**Request:** Copy every entry exactly.

**Input material:**

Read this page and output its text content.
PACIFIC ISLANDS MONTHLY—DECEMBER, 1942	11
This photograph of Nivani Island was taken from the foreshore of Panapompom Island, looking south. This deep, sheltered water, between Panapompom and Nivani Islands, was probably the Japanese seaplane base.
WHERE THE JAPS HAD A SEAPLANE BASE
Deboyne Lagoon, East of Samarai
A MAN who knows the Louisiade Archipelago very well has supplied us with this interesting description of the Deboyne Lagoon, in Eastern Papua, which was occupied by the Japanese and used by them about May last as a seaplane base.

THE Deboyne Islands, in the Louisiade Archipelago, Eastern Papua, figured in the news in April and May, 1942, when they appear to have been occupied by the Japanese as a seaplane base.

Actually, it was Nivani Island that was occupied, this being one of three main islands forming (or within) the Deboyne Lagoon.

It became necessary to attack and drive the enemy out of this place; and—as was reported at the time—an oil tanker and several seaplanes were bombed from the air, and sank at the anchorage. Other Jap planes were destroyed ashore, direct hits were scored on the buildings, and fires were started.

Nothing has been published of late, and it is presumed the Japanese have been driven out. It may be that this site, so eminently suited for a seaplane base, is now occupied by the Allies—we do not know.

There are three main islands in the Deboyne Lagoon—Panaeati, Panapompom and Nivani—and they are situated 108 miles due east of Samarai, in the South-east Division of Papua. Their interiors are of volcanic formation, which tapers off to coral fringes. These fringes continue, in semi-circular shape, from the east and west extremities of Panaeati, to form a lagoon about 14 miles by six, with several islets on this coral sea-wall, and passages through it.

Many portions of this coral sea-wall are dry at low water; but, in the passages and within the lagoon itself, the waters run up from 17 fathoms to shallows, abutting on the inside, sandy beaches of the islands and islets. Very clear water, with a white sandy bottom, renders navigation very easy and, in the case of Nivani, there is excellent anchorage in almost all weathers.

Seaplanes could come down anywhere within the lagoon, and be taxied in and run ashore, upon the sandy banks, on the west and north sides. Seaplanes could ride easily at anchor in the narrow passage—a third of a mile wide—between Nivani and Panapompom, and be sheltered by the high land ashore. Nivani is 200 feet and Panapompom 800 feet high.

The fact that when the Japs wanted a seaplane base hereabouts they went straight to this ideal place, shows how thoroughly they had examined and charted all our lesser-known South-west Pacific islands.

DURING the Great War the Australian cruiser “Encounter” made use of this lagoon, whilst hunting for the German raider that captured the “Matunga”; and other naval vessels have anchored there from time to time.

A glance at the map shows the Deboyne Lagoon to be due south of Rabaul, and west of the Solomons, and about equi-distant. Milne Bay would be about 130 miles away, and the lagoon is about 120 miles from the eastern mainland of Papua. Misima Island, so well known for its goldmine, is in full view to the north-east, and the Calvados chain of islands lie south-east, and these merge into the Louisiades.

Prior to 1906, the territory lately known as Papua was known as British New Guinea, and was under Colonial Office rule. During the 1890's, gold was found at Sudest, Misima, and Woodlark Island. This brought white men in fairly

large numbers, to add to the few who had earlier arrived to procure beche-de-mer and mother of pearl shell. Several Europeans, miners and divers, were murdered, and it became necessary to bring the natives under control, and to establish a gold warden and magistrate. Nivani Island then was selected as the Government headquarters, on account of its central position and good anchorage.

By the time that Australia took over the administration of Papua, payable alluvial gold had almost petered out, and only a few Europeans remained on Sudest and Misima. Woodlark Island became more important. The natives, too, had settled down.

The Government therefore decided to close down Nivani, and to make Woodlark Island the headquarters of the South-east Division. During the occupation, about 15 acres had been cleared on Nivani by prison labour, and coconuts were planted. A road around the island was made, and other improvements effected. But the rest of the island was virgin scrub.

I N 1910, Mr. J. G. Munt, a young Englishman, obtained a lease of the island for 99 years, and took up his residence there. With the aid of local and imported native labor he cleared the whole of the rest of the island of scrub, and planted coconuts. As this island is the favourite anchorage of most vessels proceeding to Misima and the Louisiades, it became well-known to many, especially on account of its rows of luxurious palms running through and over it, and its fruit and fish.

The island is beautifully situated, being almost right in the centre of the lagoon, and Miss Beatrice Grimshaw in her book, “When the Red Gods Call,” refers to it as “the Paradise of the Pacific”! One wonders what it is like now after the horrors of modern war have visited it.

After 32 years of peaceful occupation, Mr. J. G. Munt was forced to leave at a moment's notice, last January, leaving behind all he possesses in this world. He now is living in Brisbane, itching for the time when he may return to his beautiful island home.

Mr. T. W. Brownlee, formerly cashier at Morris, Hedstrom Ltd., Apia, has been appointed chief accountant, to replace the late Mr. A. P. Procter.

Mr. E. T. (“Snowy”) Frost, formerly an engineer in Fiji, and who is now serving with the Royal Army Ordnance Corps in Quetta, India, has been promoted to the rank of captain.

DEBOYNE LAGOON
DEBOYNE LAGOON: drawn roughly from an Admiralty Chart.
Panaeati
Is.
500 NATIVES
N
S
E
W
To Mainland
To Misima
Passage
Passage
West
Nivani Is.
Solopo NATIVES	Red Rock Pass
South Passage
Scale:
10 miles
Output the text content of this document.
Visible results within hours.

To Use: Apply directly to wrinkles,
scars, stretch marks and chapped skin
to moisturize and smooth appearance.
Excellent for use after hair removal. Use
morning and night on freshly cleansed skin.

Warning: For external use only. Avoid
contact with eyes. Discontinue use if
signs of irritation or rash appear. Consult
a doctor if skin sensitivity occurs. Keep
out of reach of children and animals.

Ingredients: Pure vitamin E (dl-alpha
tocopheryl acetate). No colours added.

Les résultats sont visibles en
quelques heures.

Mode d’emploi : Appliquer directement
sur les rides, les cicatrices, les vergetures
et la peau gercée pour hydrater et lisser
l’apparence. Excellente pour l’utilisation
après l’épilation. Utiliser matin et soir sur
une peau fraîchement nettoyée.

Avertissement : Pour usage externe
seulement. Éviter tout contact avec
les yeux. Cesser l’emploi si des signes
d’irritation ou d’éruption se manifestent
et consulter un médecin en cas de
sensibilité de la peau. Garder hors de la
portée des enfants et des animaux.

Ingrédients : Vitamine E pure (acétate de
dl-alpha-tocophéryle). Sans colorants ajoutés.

**Task answer:**
Read this page and output its text content.
PACIFIC ISLANDS MONTHLY—DECEMBER, 1942	11
This photograph of Nivani Island was taken from the foreshore of Panapompom Island, looking south. This deep, sheltered water, between Panapompom and Nivani Islands, was probably the Japanese seaplane base.
WHERE THE JAPS HAD A SEAPLANE BASE
Deboyne Lagoon, East of Samarai
A MAN who knows the Louisiade Archipelago very well has supplied us with this interesting description of the Deboyne Lagoon, in Eastern Papua, which was occupied by the Japanese and used by them about May last as a seaplane base.

THE Deboyne Islands, in the Louisiade Archipelago, Eastern Papua, figured in the news in April and May, 1942, when they appear to have been occupied by the Japanese as a seaplane base.

Actually, it was Nivani Island that was occupied, this being one of three main islands forming (or within) the Deboyne Lagoon.

It became necessary to attack and drive the enemy out of this place; and—as was reported at the time—an oil tanker and several seaplanes were bombed from the air, and sank at the anchorage. Other Jap planes were destroyed ashore, direct hits were scored on the buildings, and fires were started.

Nothing has been published of late, and it is presumed the Japanese have been driven out. It may be that this site, so eminently suited for a seaplane base, is now occupied by the Allies—we do not know.

There are three main islands in the Deboyne Lagoon—Panaeati, Panapompom and Nivani—and they are situated 108 miles due east of Samarai, in the South-east Division of Papua. Their interiors are of volcanic formation, which tapers off to coral fringes. These fringes continue, in semi-circular shape, from the east and west extremities of Panaeati, to form a lagoon about 14 miles by six, with several islets on this coral sea-wall, and passages through it.

Many portions of this coral sea-wall are dry at low water; but, in the passages and within the lagoon itself, the waters run up from 17 fathoms to shallows, abutting on the inside, sandy beaches of the islands and islets. Very clear water, with a white sandy bottom, renders navigation very easy and, in the case of Nivani, there is excellent anchorage in almost all weathers.

Seaplanes could come down anywhere within the lagoon, and be taxied in and run ashore, upon the sandy banks, on the west and north sides. Seaplanes could ride easily at anchor in the narrow passage—a third of a mile wide—between Nivani and Panapompom, and be sheltered by the high land ashore. Nivani is 200 feet and Panapompom 800 feet high.

The fact that when the Japs wanted a seaplane base hereabouts they went straight to this ideal place, shows how thoroughly they had examined and charted all our lesser-known South-west Pacific islands.

DURING the Great War the Australian cruiser “Encounter” made use of this lagoon, whilst hunting for the German raider that captured the “Matunga”; and other naval vessels have anchored there from time to time.

A glance at the map shows the Deboyne Lagoon to be due south of Rabaul, and west of the Solomons, and about equi-distant. Milne Bay would be about 130 miles away, and the lagoon is about 120 miles from the eastern mainland of Papua. Misima Island, so well known for its goldmine, is in full view to the north-east, and the Calvados chain of islands lie south-east, and these merge into the Louisiades.

Prior to 1906, the territory lately known as Papua was known as British New Guinea, and was under Colonial Office rule. During the 1890's, gold was found at Sudest, Misima, and Woodlark Island. This brought white men in fairly

large numbers, to add to the few who had earlier arrived to procure beche-de-mer and mother of pearl shell. Several Europeans, miners and divers, were murdered, and it became necessary to bring the natives under control, and to establish a gold warden and magistrate. Nivani Island then was selected as the Government headquarters, on account of its central position and good anchorage.

By the time that Australia took over the administration of Papua, payable alluvial gold had almost petered out, and only a few Europeans remained on Sudest and Misima. Woodlark Island became more important. The natives, too, had settled down.

The Government therefore decided to close down Nivani, and to make Woodlark Island the headquarters of the South-east Division. During the occupation, about 15 acres had been cleared on Nivani by prison labour, and coconuts were planted. A road around the island was made, and other improvements effected. But the rest of the island was virgin scrub.

I N 1910, Mr. J. G. Munt, a young Englishman, obtained a lease of the island for 99 years, and took up his residence there. With the aid of local and imported native labor he cleared the whole of the rest of the island of scrub, and planted coconuts. As this island is the favourite anchorage of most vessels proceeding to Misima and the Louisiades, it became well-known to many, especially on account of its rows of luxurious palms running through and over it, and its fruit and fish.

The island is beautifully situated, being almost right in the centre of the lagoon, and Miss Beatrice Grimshaw in her book, “When the Red Gods Call,” refers to it as “the Paradise of the Pacific”! One wonders what it is like now after the horrors of modern war have visited it.

After 32 years of peaceful occupation, Mr. J. G. Munt was forced to leave at a moment's notice, last January, leaving behind all he possesses in this world. He now is living in Brisbane, itching for the time when he may return to his beautiful island home.

Mr. T. W. Brownlee, formerly cashier at Morris, Hedstrom Ltd., Apia, has been appointed chief accountant, to replace the late Mr. A. P. Procter.

Mr. E. T. (“Snowy”) Frost, formerly an engineer in Fiji, and who is now serving with the Royal Army Ordnance Corps in Quetta, India, has been promoted to the rank of captain.

DEBOYNE LAGOON
DEBOYNE LAGOON: drawn roughly from an Admiralty Chart.
Panaeati
Is.
500 NATIVES
N
S
E
W
To Mainland
To Misima
Passage
Passage
West
Nivani Is.
Solopo NATIVES	Red Rock Pass
South Passage
Scale:
10 miles
Output the text content of this document.
Visible results within hours.

To Use: Apply directly to wrinkles,
scars, stretch marks and chapped skin
to moisturize and smooth appearance.
Excellent for use after hair removal. Use
morning and night on freshly cleansed skin.

Warning: For external use only. Avoid
contact with eyes. Discontinue use if
signs of irritation or rash appear. Consult
a doctor if skin sensitivity occurs. Keep
out of reach of children and animals.

Ingredients: Pure vitamin E (dl-alpha
tocopheryl acetate). No colours added.

Les résultats sont visibles en
quelques heures.

Mode d’emploi : Appliquer directement
sur les rides, les cicatrices, les vergetures
et la peau gercée pour hydrater et lisser
l’apparence. Excellente pour l’utilisation
après l’épilation. Utiliser matin et soir sur
une peau fraîchement nettoyée.

Avertissement : Pour usage externe
seulement. Éviter tout contact avec
les yeux. Cesser l’emploi si des signes
d’irritation ou d’éruption se manifestent
et consulter un médecin en cas de
sensibilité de la peau. Garder hors de la
portée des enfants et des animaux.

Ingrédients : Vitamine E pure (acétate de
dl-alpha-tocophéryle). Sans colorants ajoutés.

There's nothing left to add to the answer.